[start of Exercise material]
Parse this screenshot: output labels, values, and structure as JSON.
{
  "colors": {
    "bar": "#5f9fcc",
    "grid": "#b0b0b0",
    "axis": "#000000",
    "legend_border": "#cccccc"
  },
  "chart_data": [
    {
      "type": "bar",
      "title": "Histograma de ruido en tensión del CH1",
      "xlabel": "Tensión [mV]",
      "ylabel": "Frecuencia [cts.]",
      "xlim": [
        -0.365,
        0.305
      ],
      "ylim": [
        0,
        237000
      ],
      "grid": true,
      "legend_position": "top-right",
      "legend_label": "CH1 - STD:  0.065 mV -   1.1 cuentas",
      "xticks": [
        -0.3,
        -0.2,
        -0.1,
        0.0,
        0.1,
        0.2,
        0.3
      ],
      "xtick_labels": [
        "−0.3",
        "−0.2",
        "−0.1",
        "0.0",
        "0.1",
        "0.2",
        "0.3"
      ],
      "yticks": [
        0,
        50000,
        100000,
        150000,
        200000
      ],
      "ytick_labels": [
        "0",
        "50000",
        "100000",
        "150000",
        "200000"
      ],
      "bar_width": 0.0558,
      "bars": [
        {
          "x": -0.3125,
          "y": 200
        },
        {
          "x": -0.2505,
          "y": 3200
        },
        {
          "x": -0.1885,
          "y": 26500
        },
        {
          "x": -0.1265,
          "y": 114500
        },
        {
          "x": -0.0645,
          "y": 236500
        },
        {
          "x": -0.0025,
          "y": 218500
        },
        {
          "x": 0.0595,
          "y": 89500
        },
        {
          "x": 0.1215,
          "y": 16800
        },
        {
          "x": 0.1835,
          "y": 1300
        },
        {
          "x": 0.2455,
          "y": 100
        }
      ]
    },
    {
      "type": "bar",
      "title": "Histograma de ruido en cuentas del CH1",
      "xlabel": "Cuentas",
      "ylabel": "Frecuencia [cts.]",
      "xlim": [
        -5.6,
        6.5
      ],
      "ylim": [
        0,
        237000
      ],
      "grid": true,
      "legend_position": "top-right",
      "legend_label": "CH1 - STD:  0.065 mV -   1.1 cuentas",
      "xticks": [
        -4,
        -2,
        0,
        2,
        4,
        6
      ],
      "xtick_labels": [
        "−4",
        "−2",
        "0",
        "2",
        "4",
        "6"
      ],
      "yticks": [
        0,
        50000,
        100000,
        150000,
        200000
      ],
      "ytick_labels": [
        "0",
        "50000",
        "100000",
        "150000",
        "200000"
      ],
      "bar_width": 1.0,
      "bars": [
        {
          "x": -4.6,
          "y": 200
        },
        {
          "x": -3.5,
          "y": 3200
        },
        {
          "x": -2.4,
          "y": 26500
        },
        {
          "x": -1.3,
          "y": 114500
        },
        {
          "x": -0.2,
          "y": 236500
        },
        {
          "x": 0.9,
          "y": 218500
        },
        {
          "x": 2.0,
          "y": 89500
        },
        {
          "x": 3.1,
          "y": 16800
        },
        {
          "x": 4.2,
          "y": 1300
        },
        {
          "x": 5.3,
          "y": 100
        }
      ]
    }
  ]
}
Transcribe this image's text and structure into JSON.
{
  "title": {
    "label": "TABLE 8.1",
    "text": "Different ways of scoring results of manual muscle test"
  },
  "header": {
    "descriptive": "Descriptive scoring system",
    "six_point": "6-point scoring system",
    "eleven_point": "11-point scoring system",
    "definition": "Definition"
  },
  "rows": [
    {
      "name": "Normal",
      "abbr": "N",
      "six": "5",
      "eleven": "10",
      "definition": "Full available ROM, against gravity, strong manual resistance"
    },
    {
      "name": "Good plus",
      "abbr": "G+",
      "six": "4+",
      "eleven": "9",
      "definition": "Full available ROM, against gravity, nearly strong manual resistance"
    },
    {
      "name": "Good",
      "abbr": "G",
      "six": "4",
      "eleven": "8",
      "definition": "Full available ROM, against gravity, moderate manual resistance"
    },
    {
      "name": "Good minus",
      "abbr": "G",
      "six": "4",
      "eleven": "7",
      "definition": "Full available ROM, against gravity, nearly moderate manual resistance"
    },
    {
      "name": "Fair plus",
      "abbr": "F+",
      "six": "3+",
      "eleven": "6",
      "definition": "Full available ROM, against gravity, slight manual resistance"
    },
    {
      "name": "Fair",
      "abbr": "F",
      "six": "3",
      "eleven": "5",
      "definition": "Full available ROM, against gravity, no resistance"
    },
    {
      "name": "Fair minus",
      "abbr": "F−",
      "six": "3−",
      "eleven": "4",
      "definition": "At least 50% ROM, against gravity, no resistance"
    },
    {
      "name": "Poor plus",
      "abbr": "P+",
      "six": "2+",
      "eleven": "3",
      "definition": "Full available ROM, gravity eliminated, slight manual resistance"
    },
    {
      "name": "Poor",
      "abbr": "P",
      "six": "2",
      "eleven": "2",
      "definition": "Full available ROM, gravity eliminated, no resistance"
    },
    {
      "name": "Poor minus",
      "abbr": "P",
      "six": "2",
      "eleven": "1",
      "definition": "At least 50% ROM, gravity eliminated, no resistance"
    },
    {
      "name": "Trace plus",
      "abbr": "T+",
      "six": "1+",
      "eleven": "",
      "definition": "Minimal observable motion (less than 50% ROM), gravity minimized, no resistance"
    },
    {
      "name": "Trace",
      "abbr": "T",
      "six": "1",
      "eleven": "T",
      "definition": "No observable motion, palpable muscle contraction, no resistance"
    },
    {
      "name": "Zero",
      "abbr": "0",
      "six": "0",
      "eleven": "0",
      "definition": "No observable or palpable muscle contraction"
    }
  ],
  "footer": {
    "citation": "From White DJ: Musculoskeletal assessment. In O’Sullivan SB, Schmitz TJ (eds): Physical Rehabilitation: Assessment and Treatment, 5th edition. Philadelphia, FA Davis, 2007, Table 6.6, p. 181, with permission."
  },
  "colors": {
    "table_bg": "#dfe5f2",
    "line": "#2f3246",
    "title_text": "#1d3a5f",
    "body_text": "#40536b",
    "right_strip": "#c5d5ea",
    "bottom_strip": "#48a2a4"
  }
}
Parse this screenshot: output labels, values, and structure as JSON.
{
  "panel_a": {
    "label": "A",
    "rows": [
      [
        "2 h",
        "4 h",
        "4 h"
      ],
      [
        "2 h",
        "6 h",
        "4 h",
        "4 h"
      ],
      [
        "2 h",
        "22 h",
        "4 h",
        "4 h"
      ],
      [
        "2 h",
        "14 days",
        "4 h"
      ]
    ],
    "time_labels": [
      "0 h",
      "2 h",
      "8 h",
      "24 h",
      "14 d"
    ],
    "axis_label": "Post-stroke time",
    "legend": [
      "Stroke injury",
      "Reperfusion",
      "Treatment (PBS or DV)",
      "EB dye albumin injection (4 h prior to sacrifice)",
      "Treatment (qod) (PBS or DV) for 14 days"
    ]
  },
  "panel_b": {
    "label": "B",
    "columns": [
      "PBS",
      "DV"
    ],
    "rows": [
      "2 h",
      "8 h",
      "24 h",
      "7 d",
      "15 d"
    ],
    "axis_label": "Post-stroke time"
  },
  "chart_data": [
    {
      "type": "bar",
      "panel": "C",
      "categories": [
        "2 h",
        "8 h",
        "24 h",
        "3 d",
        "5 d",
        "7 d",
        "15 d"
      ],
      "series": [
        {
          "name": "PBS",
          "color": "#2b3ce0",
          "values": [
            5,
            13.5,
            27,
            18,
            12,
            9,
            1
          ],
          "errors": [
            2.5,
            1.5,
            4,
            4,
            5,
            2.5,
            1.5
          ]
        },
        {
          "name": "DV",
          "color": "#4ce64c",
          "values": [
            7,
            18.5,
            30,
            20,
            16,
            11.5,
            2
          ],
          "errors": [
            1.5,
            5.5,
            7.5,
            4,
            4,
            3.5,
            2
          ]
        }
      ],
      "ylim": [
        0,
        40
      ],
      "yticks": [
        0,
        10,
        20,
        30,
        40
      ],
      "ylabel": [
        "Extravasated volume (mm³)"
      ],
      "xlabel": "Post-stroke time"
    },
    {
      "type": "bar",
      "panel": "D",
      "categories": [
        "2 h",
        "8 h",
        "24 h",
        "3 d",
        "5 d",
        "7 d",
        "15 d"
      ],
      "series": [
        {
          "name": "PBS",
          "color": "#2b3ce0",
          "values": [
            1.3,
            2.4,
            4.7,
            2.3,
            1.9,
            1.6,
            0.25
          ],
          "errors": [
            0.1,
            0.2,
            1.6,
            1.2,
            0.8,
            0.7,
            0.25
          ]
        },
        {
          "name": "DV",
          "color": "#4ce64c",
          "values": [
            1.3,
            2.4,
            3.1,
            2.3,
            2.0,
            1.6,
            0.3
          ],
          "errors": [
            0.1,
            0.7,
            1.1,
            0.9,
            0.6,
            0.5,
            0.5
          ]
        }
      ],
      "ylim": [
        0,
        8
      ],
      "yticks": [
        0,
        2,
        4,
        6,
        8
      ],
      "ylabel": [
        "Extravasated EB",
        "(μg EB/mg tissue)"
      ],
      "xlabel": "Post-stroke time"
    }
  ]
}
[end of Exercise material]
Stated problem: Show all lines in the entries above where the string "Extravasated" appears.

Solved problem:
        "Extravasated volume (mm³)"
        "Extravasated EB",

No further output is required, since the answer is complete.